[start]
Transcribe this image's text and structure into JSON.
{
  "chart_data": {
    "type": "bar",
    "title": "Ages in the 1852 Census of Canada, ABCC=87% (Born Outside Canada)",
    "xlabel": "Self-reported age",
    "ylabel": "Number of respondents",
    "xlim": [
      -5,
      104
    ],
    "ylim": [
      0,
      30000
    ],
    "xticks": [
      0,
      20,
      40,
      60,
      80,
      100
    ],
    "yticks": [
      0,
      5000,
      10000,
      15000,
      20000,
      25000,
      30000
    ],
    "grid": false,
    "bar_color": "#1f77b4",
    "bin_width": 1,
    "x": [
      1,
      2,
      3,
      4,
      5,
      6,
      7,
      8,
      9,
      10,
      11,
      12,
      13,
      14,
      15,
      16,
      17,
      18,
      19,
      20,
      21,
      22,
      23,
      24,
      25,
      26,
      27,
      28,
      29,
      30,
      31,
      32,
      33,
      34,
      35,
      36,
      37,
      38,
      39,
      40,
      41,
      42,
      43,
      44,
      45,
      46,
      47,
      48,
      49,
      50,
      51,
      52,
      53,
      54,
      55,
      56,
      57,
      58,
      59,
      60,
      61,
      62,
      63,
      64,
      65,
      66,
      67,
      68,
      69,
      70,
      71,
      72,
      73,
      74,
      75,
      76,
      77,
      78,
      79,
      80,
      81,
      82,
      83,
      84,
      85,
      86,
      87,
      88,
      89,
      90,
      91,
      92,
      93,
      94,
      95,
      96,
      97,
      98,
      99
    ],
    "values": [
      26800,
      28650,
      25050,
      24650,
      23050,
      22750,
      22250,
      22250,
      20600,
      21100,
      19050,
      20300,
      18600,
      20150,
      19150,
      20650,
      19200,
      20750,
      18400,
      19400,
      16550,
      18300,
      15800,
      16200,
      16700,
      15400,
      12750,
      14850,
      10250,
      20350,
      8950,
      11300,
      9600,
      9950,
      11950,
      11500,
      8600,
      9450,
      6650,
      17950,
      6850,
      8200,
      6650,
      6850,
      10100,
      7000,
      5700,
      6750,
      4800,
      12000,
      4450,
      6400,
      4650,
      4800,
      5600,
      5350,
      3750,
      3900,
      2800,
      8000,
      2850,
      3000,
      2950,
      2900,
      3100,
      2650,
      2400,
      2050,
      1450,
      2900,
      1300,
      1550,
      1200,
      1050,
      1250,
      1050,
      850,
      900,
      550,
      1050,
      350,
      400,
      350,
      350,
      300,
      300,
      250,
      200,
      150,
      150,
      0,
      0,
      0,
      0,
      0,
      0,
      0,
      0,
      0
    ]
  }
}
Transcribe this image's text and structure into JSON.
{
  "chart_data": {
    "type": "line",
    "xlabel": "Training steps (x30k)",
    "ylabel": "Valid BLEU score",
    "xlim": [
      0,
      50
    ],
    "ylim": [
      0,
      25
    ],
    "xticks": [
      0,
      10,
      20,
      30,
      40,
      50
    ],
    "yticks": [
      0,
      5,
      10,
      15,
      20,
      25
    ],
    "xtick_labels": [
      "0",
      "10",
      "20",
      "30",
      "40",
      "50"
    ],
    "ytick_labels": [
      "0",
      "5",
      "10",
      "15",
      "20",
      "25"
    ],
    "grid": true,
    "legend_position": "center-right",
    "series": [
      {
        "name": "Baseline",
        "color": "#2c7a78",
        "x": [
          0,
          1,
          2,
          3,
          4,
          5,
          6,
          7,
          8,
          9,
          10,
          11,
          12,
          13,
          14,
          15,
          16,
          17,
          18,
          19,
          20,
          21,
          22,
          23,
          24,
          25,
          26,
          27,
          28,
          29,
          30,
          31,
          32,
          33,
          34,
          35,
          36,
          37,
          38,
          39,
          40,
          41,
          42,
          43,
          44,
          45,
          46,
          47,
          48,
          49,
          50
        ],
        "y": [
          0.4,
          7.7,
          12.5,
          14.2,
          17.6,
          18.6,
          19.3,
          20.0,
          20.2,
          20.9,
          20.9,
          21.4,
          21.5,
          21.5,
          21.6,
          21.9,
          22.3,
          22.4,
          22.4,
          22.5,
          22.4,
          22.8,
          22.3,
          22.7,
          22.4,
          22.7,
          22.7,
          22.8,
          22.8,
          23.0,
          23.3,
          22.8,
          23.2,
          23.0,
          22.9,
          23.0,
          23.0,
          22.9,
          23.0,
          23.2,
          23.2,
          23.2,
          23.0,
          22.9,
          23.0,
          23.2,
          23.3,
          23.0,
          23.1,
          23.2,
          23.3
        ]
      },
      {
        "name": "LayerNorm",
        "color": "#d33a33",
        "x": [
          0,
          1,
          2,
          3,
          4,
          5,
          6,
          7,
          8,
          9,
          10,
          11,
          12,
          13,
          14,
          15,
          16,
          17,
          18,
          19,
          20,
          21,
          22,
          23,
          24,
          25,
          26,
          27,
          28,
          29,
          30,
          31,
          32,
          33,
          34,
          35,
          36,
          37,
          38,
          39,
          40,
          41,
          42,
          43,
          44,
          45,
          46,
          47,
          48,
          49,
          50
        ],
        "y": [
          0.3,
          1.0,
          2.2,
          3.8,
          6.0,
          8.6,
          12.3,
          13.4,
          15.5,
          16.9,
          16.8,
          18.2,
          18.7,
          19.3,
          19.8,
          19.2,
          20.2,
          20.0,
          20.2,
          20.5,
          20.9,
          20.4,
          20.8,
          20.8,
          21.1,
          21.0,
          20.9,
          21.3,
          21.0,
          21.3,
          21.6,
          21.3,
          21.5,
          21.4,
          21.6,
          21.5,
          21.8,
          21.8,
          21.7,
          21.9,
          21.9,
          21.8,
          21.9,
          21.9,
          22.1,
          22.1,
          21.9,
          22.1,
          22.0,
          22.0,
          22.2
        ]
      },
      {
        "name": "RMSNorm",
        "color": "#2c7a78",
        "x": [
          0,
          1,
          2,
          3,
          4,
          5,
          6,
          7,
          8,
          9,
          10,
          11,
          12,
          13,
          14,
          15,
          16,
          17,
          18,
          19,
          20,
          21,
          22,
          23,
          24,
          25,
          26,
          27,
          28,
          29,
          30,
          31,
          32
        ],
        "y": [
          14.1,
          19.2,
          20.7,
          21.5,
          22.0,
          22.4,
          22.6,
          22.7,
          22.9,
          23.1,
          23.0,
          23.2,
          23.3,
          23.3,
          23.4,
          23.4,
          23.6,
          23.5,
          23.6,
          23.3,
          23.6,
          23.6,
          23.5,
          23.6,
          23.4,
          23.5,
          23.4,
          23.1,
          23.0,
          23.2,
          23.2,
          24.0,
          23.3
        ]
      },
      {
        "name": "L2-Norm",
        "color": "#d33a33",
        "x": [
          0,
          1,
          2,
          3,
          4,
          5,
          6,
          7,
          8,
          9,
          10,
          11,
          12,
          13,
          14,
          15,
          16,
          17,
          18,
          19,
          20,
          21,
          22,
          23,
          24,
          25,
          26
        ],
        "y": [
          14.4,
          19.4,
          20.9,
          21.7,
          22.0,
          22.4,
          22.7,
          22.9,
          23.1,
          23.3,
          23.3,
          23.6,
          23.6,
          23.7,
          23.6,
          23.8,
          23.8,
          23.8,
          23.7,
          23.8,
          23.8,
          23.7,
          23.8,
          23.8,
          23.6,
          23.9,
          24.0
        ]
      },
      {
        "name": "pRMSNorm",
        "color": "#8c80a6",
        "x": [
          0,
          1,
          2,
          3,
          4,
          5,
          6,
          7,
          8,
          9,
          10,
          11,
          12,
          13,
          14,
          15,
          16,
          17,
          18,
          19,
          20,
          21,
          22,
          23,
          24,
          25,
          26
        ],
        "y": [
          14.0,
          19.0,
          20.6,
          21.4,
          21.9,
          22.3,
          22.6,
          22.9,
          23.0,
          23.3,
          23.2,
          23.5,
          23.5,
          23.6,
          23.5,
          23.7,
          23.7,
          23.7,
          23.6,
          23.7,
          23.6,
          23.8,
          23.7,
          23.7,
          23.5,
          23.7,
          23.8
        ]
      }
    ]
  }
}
[end]
* TASK DIRECTIONS
Say the number of lines in the records above that include the string "ylabel", and no more.

* SOLUTION TO THIS EXERCISE
2